#### What to work on
Extract the data exactly, missing nothing.

#### Records to use
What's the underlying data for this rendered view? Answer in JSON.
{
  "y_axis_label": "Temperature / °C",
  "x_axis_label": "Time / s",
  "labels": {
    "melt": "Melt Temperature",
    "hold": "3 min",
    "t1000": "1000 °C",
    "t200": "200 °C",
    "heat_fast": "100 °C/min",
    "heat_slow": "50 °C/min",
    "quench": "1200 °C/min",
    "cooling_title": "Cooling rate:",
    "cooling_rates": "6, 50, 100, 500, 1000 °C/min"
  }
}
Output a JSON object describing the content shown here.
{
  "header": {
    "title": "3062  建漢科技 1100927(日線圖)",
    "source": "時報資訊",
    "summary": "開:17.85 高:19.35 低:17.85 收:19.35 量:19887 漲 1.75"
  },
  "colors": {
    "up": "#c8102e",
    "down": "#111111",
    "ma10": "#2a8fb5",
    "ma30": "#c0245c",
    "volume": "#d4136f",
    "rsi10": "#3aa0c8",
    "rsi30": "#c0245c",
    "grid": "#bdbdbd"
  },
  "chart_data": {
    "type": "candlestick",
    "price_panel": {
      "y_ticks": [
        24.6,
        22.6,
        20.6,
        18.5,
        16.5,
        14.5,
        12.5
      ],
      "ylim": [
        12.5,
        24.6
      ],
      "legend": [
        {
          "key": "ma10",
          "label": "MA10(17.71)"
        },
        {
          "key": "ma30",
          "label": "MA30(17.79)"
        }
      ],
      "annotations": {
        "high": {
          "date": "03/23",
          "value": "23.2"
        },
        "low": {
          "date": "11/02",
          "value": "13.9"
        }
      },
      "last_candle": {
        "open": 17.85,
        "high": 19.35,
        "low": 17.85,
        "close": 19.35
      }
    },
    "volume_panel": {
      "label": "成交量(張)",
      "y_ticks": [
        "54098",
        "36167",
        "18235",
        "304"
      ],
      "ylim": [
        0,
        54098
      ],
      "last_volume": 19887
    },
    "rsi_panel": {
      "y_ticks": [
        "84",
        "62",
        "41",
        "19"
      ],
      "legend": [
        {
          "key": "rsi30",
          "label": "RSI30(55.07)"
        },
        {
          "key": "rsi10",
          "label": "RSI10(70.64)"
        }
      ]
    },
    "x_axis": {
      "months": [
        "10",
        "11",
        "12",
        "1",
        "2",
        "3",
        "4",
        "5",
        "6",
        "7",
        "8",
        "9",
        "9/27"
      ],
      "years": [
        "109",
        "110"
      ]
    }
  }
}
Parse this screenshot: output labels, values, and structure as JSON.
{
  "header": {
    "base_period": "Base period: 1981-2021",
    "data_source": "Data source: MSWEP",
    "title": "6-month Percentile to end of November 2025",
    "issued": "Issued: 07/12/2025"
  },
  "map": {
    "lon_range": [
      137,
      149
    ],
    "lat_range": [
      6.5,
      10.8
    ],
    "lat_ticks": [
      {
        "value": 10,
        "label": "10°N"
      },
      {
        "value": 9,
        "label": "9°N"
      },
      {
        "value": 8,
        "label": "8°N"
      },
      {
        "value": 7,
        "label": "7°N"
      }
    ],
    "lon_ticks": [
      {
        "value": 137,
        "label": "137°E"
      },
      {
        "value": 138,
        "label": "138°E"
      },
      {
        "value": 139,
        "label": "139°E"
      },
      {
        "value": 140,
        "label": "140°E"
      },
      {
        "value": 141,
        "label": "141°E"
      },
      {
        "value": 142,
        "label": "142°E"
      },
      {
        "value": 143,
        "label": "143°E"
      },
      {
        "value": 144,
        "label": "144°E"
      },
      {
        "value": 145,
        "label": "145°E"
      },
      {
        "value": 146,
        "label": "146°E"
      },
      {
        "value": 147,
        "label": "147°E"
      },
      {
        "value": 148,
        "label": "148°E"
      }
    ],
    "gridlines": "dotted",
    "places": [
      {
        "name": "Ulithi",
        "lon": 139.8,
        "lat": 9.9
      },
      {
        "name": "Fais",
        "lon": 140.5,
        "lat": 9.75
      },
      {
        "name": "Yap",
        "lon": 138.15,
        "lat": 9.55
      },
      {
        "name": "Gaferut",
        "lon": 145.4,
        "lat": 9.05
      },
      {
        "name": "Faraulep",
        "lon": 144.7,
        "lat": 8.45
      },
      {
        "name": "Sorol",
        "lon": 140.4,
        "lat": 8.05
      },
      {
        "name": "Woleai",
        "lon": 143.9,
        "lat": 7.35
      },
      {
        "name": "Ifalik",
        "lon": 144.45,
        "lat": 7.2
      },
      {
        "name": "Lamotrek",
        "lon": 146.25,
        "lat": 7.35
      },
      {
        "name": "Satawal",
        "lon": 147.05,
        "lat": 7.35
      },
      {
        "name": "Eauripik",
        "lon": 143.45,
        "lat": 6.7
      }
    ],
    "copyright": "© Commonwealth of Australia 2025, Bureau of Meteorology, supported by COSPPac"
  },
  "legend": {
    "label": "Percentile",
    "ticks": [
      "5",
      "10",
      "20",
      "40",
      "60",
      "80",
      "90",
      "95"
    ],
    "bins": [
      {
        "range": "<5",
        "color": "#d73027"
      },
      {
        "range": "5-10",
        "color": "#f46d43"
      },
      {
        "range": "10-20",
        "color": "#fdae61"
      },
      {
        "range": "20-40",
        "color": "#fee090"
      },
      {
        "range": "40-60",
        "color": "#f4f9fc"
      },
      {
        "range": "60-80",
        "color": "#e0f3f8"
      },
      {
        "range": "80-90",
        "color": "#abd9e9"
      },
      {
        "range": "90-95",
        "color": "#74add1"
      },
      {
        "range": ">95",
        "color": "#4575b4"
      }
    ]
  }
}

#### Solved problem
What's the underlying data for this rendered view? Answer in JSON.
{
  "y_axis_label": "Temperature / °C",
  "x_axis_label": "Time / s",
  "labels": {
    "melt": "Melt Temperature",
    "hold": "3 min",
    "t1000": "1000 °C",
    "t200": "200 °C",
    "heat_fast": "100 °C/min",
    "heat_slow": "50 °C/min",
    "quench": "1200 °C/min",
    "cooling_title": "Cooling rate:",
    "cooling_rates": "6, 50, 100, 500, 1000 °C/min"
  }
}
Output a JSON object describing the content shown here.
{
  "header": {
    "title": "3062  建漢科技 1100927(日線圖)",
    "source": "時報資訊",
    "summary": "開:17.85 高:19.35 低:17.85 收:19.35 量:19887 漲 1.75"
  },
  "colors": {
    "up": "#c8102e",
    "down": "#111111",
    "ma10": "#2a8fb5",
    "ma30": "#c0245c",
    "volume": "#d4136f",
    "rsi10": "#3aa0c8",
    "rsi30": "#c0245c",
    "grid": "#bdbdbd"
  },
  "chart_data": {
    "type": "candlestick",
    "price_panel": {
      "y_ticks": [
        24.6,
        22.6,
        20.6,
        18.5,
        16.5,
        14.5,
        12.5
      ],
      "ylim": [
        12.5,
        24.6
      ],
      "legend": [
        {
          "key": "ma10",
          "label": "MA10(17.71)"
        },
        {
          "key": "ma30",
          "label": "MA30(17.79)"
        }
      ],
      "annotations": {
        "high": {
          "date": "03/23",
          "value": "23.2"
        },
        "low": {
          "date": "11/02",
          "value": "13.9"
        }
      },
      "last_candle": {
        "open": 17.85,
        "high": 19.35,
        "low": 17.85,
        "close": 19.35
      }
    },
    "volume_panel": {
      "label": "成交量(張)",
      "y_ticks": [
        "54098",
        "36167",
        "18235",
        "304"
      ],
      "ylim": [
        0,
        54098
      ],
      "last_volume": 19887
    },
    "rsi_panel": {
      "y_ticks": [
        "84",
        "62",
        "41",
        "19"
      ],
      "legend": [
        {
          "key": "rsi30",
          "label": "RSI30(55.07)"
        },
        {
          "key": "rsi10",
          "label": "RSI10(70.64)"
        }
      ]
    },
    "x_axis": {
      "months": [
        "10",
        "11",
        "12",
        "1",
        "2",
        "3",
        "4",
        "5",
        "6",
        "7",
        "8",
        "9",
        "9/27"
      ],
      "years": [
        "109",
        "110"
      ]
    }
  }
}
Parse this screenshot: output labels, values, and structure as JSON.
{
  "header": {
    "base_period": "Base period: 1981-2021",
    "data_source": "Data source: MSWEP",
    "title": "6-month Percentile to end of November 2025",
    "issued": "Issued: 07/12/2025"
  },
  "map": {
    "lon_range": [
      137,
      149
    ],
    "lat_range": [
      6.5,
      10.8
    ],
    "lat_ticks": [
      {
        "value": 10,
        "label": "10°N"
      },
      {
        "value": 9,
        "label": "9°N"
      },
      {
        "value": 8,
        "label": "8°N"
      },
      {
        "value": 7,
        "label": "7°N"
      }
    ],
    "lon_ticks": [
      {
        "value": 137,
        "label": "137°E"
      },
      {
        "value": 138,
        "label": "138°E"
      },
      {
        "value": 139,
        "label": "139°E"
      },
      {
        "value": 140,
        "label": "140°E"
      },
      {
        "value": 141,
        "label": "141°E"
      },
      {
        "value": 142,
        "label": "142°E"
      },
      {
        "value": 143,
        "label": "143°E"
      },
      {
        "value": 144,
        "label": "144°E"
      },
      {
        "value": 145,
        "label": "145°E"
      },
      {
        "value": 146,
        "label": "146°E"
      },
      {
        "value": 147,
        "label": "147°E"
      },
      {
        "value": 148,
        "label": "148°E"
      }
    ],
    "gridlines": "dotted",
    "places": [
      {
        "name": "Ulithi",
        "lon": 139.8,
        "lat": 9.9
      },
      {
        "name": "Fais",
        "lon": 140.5,
        "lat": 9.75
      },
      {
        "name": "Yap",
        "lon": 138.15,
        "lat": 9.55
      },
      {
        "name": "Gaferut",
        "lon": 145.4,
        "lat": 9.05
      },
      {
        "name": "Faraulep",
        "lon": 144.7,
        "lat": 8.45
      },
      {
        "name": "Sorol",
        "lon": 140.4,
        "lat": 8.05
      },
      {
        "name": "Woleai",
        "lon": 143.9,
        "lat": 7.35
      },
      {
        "name": "Ifalik",
        "lon": 144.45,
        "lat": 7.2
      },
      {
        "name": "Lamotrek",
        "lon": 146.25,
        "lat": 7.35
      },
      {
        "name": "Satawal",
        "lon": 147.05,
        "lat": 7.35
      },
      {
        "name": "Eauripik",
        "lon": 143.45,
        "lat": 6.7
      }
    ],
    "copyright": "© Commonwealth of Australia 2025, Bureau of Meteorology, supported by COSPPac"
  },
  "legend": {
    "label": "Percentile",
    "ticks": [
      "5",
      "10",
      "20",
      "40",
      "60",
      "80",
      "90",
      "95"
    ],
    "bins": [
      {
        "range": "<5",
        "color": "#d73027"
      },
      {
        "range": "5-10",
        "color": "#f46d43"
      },
      {
        "range": "10-20",
        "color": "#fdae61"
      },
      {
        "range": "20-40",
        "color": "#fee090"
      },
      {
        "range": "40-60",
        "color": "#f4f9fc"
      },
      {
        "range": "60-80",
        "color": "#e0f3f8"
      },
      {
        "range": "80-90",
        "color": "#abd9e9"
      },
      {
        "range": "90-95",
        "color": "#74add1"
      },
      {
        "range": ">95",
        "color": "#4575b4"
      }
    ]
  }
}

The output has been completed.